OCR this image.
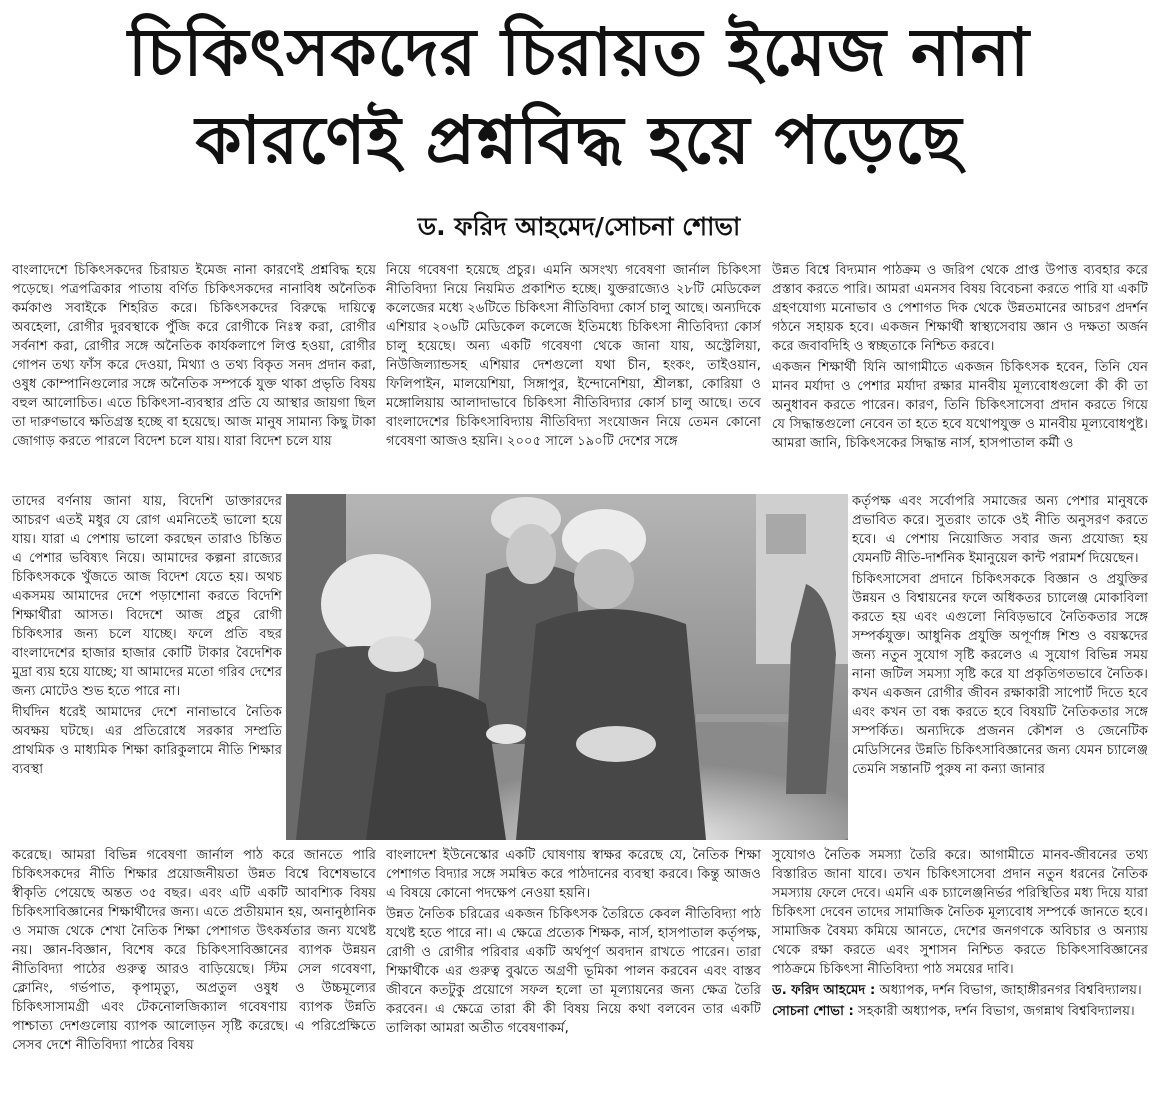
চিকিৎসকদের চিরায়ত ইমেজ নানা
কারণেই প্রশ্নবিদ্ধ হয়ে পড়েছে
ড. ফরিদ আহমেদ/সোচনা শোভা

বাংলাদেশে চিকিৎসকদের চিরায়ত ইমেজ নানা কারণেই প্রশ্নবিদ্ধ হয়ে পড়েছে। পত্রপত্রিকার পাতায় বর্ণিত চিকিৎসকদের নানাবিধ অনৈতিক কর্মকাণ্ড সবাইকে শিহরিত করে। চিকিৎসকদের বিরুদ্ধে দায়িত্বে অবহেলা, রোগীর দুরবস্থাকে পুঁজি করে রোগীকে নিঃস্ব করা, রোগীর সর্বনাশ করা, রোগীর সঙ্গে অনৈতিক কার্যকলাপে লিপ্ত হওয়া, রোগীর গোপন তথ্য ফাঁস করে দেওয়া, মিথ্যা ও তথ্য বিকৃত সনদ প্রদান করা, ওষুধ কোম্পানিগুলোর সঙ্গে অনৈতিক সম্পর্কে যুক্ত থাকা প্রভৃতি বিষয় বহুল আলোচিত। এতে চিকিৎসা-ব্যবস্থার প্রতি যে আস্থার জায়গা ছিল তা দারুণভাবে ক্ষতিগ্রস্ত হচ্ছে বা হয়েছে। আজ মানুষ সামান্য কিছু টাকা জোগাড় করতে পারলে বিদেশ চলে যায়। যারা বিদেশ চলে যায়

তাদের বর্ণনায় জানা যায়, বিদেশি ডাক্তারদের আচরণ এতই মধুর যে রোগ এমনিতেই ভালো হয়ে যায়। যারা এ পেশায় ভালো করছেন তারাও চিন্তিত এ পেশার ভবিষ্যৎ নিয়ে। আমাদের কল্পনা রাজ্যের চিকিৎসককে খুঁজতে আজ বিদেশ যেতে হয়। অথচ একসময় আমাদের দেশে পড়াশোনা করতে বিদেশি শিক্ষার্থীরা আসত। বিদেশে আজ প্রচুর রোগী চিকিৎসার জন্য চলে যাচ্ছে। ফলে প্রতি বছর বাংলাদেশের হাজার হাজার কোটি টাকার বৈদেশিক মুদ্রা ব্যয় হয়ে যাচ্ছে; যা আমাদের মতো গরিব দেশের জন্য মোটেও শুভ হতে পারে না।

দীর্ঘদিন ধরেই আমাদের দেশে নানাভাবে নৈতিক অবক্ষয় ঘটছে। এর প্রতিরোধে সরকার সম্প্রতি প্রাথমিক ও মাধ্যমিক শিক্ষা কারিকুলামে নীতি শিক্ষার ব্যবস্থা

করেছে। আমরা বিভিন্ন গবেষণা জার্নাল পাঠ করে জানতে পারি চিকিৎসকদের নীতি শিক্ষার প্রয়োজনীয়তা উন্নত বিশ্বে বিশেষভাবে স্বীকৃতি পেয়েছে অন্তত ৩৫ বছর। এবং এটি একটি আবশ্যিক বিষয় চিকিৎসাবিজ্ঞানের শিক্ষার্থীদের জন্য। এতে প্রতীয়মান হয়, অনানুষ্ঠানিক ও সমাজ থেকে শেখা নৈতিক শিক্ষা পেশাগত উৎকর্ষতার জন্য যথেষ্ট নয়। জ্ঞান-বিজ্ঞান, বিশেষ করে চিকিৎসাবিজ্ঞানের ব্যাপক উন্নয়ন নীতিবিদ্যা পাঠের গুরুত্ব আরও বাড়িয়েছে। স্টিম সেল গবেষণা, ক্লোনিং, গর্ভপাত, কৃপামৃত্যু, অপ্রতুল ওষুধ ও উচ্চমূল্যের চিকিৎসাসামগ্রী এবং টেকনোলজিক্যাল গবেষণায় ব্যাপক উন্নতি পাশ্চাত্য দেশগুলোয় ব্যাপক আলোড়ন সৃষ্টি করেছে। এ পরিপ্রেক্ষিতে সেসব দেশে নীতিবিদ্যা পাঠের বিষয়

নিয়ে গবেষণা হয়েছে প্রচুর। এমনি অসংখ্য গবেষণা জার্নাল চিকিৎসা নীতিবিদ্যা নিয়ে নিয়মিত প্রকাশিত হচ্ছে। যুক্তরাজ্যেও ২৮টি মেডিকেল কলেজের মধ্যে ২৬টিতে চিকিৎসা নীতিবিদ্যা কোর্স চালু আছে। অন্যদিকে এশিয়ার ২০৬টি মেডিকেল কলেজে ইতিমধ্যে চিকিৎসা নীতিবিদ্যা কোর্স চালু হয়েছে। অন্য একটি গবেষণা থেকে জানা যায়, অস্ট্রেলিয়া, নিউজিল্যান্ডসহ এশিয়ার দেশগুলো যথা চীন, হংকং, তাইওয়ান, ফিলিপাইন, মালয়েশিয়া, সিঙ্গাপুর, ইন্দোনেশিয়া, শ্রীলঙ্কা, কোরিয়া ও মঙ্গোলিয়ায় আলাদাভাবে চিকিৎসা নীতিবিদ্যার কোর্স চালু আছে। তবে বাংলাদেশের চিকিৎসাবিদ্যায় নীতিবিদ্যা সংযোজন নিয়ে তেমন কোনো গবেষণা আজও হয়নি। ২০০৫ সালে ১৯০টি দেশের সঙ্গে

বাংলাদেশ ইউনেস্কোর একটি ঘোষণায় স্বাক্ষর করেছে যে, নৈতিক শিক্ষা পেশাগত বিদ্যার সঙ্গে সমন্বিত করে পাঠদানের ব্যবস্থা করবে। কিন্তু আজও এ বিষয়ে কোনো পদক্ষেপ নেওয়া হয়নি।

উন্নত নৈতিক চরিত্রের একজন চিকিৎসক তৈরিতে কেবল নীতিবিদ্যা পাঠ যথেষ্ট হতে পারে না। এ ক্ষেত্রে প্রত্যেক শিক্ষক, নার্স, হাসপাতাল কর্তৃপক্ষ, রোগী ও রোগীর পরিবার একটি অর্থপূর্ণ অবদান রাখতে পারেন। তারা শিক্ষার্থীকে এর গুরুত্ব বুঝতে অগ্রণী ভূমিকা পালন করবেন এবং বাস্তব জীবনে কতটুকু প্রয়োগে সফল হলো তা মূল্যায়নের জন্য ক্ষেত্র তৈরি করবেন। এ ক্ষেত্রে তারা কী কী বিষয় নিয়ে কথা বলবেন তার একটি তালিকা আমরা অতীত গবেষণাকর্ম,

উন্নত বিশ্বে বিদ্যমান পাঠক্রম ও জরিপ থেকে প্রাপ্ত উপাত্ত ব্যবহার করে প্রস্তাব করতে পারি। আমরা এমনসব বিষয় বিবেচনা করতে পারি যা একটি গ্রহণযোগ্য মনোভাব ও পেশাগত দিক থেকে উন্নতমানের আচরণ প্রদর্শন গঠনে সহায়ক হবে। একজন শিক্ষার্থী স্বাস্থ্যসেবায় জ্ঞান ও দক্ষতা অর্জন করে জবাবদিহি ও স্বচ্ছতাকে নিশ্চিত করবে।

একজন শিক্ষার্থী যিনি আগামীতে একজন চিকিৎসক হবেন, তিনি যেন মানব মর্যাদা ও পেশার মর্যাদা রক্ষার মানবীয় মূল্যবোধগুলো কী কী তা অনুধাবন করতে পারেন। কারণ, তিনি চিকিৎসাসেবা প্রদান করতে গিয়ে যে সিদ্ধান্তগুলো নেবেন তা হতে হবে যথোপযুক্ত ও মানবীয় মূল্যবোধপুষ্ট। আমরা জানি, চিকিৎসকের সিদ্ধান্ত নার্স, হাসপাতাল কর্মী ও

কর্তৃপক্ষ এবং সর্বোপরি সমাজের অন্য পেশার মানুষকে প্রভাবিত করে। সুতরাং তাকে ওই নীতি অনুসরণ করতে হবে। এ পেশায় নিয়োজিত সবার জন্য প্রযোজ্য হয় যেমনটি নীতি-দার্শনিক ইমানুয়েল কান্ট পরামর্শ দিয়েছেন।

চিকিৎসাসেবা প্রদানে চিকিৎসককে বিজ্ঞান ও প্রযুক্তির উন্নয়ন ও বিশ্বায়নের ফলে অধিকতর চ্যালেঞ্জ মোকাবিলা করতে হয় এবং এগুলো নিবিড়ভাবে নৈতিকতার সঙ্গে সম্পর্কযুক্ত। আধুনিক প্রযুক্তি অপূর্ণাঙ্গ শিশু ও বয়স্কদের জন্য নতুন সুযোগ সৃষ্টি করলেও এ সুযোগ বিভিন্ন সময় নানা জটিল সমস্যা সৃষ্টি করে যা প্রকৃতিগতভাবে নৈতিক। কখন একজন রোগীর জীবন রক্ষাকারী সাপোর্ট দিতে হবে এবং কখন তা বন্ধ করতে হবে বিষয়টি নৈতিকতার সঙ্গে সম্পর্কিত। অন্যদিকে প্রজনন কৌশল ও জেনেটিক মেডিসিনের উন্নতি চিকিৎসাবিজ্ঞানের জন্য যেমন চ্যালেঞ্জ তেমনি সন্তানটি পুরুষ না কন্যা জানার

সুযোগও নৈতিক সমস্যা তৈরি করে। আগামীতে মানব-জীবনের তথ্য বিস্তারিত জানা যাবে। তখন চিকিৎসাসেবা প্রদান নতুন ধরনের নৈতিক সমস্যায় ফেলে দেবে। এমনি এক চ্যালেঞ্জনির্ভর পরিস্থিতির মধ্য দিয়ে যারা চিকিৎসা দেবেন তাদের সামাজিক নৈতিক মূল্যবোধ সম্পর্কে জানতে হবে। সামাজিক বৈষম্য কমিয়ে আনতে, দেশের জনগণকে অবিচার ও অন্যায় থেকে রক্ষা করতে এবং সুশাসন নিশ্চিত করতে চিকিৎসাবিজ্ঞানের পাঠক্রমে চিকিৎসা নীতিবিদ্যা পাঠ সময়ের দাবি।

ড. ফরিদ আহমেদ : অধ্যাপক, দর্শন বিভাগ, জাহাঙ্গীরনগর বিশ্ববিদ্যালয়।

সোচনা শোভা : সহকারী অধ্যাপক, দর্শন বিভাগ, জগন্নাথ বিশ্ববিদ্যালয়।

____________________

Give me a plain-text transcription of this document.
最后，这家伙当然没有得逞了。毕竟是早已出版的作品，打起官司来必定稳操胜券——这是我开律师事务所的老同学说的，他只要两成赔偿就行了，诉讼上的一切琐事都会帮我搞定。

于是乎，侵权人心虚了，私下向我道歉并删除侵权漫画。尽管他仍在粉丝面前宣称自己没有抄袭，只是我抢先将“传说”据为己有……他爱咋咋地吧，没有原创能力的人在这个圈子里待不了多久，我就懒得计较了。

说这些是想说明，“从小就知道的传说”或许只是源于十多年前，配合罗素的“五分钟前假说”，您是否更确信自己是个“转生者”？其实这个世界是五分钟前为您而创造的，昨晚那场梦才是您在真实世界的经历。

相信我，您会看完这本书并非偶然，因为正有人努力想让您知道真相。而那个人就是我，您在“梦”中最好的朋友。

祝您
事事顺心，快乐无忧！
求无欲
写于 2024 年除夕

____________________

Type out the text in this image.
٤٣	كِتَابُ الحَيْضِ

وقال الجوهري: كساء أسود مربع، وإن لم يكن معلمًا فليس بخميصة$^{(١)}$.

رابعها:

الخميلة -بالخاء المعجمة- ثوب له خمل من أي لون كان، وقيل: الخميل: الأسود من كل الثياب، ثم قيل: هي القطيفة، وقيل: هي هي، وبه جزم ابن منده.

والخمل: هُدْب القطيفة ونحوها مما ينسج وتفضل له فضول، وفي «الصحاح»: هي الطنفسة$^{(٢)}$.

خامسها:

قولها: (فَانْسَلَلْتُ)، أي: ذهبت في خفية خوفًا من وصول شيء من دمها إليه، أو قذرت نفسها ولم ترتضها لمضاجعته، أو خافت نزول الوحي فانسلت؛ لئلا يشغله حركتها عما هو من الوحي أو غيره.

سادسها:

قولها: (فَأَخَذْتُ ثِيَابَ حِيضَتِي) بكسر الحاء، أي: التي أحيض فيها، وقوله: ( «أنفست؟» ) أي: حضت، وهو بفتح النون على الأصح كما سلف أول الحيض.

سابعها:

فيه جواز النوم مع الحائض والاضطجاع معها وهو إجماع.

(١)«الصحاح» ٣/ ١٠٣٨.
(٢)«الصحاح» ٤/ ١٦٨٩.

____________________

Copy out every line from the records that has the word "image".

● EXERCISE ANSWER
OCR this image.
Type out the text in this image.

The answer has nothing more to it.